**Goal:**
All of the material below is to be returned exactly.

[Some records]
** Begin **

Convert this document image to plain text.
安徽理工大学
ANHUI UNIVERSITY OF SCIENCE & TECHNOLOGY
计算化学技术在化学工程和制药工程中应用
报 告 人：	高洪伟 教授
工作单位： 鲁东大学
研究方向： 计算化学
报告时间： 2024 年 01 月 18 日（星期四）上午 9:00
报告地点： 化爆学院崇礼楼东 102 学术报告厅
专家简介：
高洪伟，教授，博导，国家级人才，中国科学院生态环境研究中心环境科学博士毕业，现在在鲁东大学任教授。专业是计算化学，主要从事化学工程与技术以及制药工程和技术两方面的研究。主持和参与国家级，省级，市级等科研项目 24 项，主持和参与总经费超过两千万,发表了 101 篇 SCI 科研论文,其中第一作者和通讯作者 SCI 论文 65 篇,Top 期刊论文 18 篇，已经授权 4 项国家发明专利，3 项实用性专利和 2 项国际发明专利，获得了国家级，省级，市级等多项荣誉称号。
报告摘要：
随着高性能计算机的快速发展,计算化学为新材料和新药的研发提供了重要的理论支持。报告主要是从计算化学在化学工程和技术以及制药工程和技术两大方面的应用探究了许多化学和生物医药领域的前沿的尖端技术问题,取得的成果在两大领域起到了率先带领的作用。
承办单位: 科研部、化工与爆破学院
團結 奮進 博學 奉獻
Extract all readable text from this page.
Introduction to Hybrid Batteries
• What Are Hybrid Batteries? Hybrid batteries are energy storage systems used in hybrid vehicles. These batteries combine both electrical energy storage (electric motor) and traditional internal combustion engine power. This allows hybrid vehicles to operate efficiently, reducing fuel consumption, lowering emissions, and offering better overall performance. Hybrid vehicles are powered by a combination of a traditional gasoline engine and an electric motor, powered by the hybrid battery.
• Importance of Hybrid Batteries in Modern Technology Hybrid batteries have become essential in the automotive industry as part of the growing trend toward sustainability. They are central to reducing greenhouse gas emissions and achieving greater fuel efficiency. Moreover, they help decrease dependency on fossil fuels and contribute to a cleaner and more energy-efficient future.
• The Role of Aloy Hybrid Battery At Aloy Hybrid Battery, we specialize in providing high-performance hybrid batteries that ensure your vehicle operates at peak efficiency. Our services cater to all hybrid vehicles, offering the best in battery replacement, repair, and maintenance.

** End **

**Final result:**
Convert this document image to plain text.
安徽理工大学
ANHUI UNIVERSITY OF SCIENCE & TECHNOLOGY
计算化学技术在化学工程和制药工程中应用
报 告 人：	高洪伟 教授
工作单位： 鲁东大学
研究方向： 计算化学
报告时间： 2024 年 01 月 18 日（星期四）上午 9:00
报告地点： 化爆学院崇礼楼东 102 学术报告厅
专家简介：
高洪伟，教授，博导，国家级人才，中国科学院生态环境研究中心环境科学博士毕业，现在在鲁东大学任教授。专业是计算化学，主要从事化学工程与技术以及制药工程和技术两方面的研究。主持和参与国家级，省级，市级等科研项目 24 项，主持和参与总经费超过两千万,发表了 101 篇 SCI 科研论文,其中第一作者和通讯作者 SCI 论文 65 篇,Top 期刊论文 18 篇，已经授权 4 项国家发明专利，3 项实用性专利和 2 项国际发明专利，获得了国家级，省级，市级等多项荣誉称号。
报告摘要：
随着高性能计算机的快速发展,计算化学为新材料和新药的研发提供了重要的理论支持。报告主要是从计算化学在化学工程和技术以及制药工程和技术两大方面的应用探究了许多化学和生物医药领域的前沿的尖端技术问题,取得的成果在两大领域起到了率先带领的作用。
承办单位: 科研部、化工与爆破学院
團結 奮進 博學 奉獻
Extract all readable text from this page.
Introduction to Hybrid Batteries
• What Are Hybrid Batteries? Hybrid batteries are energy storage systems used in hybrid vehicles. These batteries combine both electrical energy storage (electric motor) and traditional internal combustion engine power. This allows hybrid vehicles to operate efficiently, reducing fuel consumption, lowering emissions, and offering better overall performance. Hybrid vehicles are powered by a combination of a traditional gasoline engine and an electric motor, powered by the hybrid battery.
• Importance of Hybrid Batteries in Modern Technology Hybrid batteries have become essential in the automotive industry as part of the growing trend toward sustainability. They are central to reducing greenhouse gas emissions and achieving greater fuel efficiency. Moreover, they help decrease dependency on fossil fuels and contribute to a cleaner and more energy-efficient future.
• The Role of Aloy Hybrid Battery At Aloy Hybrid Battery, we specialize in providing high-performance hybrid batteries that ensure your vehicle operates at peak efficiency. Our services cater to all hybrid vehicles, offering the best in battery replacement, repair, and maintenance.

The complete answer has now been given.